--- start of Records for the task ---
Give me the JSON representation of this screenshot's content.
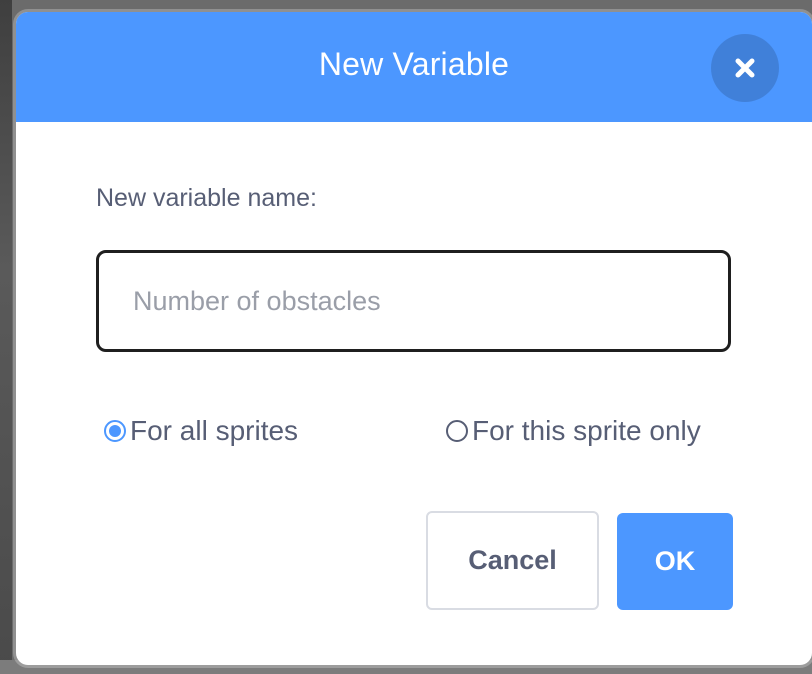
{
  "dialog": {
    "title": "New Variable",
    "close_icon": "close-icon"
  },
  "form": {
    "name_label": "New variable name:",
    "name_input": {
      "value": "",
      "placeholder": "Number of obstacles"
    },
    "scope_options": [
      {
        "label": "For all sprites",
        "checked": true
      },
      {
        "label": "For this sprite only",
        "checked": false
      }
    ]
  },
  "actions": {
    "cancel_label": "Cancel",
    "ok_label": "OK"
  },
  "colors": {
    "accent": "#4c97ff",
    "text": "#575e75"
  }
}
--- end of Records for the task ---
Output all the records, word for word, with no pictures in the copy.

Give me the JSON representation of this screenshot's content.
{
  "dialog": {
    "title": "New Variable",
    "close_icon": "close-icon"
  },
  "form": {
    "name_label": "New variable name:",
    "name_input": {
      "value": "",
      "placeholder": "Number of obstacles"
    },
    "scope_options": [
      {
        "label": "For all sprites",
        "checked": true
      },
      {
        "label": "For this sprite only",
        "checked": false
      }
    ]
  },
  "actions": {
    "cancel_label": "Cancel",
    "ok_label": "OK"
  },
  "colors": {
    "accent": "#4c97ff",
    "text": "#575e75"
  }
}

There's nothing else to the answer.